## WHAT THE EXERCISE ASKS
Find every line with the word "nshower" and give their count, nothing else.

## GIVEN RECORDS
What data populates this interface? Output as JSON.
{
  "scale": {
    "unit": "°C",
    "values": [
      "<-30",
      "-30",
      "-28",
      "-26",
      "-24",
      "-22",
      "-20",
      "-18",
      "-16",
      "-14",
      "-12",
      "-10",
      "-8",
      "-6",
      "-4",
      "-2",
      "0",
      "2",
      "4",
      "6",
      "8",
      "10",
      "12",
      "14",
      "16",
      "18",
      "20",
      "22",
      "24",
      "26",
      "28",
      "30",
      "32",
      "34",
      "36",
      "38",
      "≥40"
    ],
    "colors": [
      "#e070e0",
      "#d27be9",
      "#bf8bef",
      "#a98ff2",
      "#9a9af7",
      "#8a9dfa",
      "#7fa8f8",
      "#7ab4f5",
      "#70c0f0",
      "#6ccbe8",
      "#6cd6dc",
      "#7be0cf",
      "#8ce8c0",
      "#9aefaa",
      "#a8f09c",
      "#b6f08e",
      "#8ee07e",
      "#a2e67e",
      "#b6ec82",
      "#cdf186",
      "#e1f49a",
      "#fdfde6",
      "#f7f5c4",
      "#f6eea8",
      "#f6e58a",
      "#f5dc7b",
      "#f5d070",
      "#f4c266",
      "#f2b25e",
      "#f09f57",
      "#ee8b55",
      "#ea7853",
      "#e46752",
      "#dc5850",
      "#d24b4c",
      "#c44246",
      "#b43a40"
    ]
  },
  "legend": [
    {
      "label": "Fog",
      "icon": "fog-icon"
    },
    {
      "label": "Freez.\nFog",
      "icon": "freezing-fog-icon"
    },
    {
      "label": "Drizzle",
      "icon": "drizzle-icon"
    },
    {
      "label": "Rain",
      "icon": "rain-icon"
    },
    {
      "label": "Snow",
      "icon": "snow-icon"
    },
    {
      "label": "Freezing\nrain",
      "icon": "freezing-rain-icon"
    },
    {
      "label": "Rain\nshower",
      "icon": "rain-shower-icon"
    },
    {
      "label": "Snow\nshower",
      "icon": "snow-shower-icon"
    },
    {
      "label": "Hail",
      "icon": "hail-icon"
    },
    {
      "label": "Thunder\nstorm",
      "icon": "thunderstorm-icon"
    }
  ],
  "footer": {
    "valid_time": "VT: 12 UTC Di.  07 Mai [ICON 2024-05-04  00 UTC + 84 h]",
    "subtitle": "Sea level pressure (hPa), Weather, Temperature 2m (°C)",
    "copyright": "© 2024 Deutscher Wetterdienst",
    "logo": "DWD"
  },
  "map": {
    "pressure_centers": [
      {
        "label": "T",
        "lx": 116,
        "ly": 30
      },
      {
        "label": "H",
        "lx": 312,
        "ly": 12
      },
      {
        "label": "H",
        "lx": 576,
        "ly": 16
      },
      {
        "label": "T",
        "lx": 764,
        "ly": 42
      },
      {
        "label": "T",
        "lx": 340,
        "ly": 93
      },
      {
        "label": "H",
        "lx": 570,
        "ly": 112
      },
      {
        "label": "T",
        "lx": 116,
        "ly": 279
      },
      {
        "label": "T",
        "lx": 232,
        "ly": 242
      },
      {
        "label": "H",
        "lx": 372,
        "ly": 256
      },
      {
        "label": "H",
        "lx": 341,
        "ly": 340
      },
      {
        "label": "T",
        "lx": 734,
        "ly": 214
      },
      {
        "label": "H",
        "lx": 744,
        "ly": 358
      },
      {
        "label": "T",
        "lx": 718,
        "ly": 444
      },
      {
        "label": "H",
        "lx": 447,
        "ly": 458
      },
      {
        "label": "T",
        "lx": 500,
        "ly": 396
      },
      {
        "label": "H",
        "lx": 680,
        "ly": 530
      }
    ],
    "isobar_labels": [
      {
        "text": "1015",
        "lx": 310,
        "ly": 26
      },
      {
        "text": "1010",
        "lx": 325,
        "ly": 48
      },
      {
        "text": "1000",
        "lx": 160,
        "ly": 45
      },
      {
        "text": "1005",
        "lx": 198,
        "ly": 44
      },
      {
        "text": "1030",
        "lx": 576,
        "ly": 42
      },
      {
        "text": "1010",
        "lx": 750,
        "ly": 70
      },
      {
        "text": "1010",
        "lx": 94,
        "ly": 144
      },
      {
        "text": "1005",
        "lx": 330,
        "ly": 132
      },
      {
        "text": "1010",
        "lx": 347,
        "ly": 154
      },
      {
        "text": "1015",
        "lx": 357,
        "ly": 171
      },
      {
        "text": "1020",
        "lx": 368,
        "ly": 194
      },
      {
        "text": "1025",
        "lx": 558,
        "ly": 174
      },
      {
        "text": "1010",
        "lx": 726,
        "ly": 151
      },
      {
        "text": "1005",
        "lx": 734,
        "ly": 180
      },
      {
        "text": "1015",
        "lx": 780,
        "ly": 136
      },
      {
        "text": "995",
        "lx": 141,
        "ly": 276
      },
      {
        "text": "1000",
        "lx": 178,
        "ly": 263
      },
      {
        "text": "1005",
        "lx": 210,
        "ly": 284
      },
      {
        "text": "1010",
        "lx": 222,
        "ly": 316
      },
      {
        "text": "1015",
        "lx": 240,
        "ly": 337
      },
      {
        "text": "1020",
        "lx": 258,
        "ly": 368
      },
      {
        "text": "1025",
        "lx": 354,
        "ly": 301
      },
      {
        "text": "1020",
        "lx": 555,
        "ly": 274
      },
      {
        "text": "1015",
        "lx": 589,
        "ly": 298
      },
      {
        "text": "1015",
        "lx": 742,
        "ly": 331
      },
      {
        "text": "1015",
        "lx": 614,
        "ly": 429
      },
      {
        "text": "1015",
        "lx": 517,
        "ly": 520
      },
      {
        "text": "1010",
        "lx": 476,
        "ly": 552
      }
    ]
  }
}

...

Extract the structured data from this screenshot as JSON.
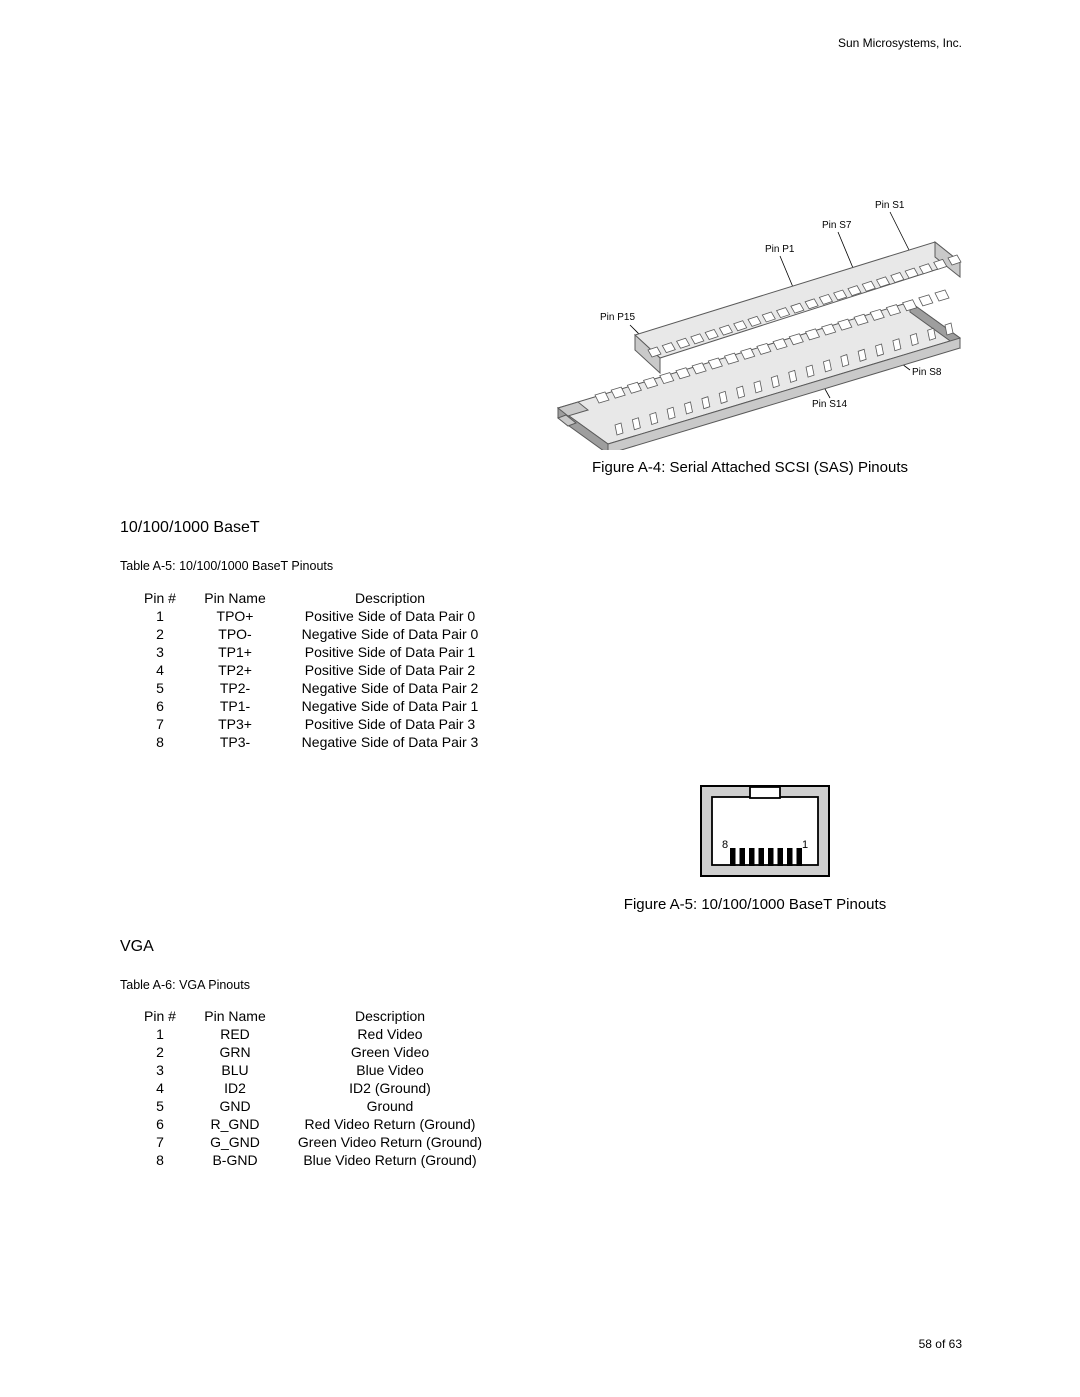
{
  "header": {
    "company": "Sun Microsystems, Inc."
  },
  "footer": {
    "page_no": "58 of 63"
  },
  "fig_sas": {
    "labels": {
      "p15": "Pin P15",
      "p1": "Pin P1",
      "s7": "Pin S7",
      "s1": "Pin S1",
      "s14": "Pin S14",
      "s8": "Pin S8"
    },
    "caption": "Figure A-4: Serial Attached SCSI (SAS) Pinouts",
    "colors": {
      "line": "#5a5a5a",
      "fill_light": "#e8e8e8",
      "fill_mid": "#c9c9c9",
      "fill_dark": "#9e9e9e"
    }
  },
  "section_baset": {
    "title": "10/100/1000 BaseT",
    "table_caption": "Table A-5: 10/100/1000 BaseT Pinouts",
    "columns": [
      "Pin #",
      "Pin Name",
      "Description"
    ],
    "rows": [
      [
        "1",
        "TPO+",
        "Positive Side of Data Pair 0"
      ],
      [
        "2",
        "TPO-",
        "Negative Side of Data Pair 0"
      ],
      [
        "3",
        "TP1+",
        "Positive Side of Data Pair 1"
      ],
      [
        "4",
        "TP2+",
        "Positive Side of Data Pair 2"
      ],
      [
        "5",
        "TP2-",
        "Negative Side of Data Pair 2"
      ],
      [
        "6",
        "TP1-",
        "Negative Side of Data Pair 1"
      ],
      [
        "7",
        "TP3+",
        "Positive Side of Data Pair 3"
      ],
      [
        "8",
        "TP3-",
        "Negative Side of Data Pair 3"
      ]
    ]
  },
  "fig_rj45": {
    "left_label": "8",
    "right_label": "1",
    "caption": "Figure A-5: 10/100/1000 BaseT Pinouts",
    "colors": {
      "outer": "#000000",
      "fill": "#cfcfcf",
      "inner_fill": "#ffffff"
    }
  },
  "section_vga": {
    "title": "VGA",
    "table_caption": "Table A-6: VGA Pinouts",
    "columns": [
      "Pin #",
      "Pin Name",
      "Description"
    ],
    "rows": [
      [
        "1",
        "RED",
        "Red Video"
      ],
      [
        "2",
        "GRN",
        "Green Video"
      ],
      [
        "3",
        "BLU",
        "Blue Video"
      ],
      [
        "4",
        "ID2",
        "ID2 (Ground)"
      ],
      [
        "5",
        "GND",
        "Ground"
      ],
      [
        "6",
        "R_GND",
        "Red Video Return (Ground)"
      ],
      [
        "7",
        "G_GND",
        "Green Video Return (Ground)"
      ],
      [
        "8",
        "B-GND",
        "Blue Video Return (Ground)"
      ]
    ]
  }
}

## RESULT
2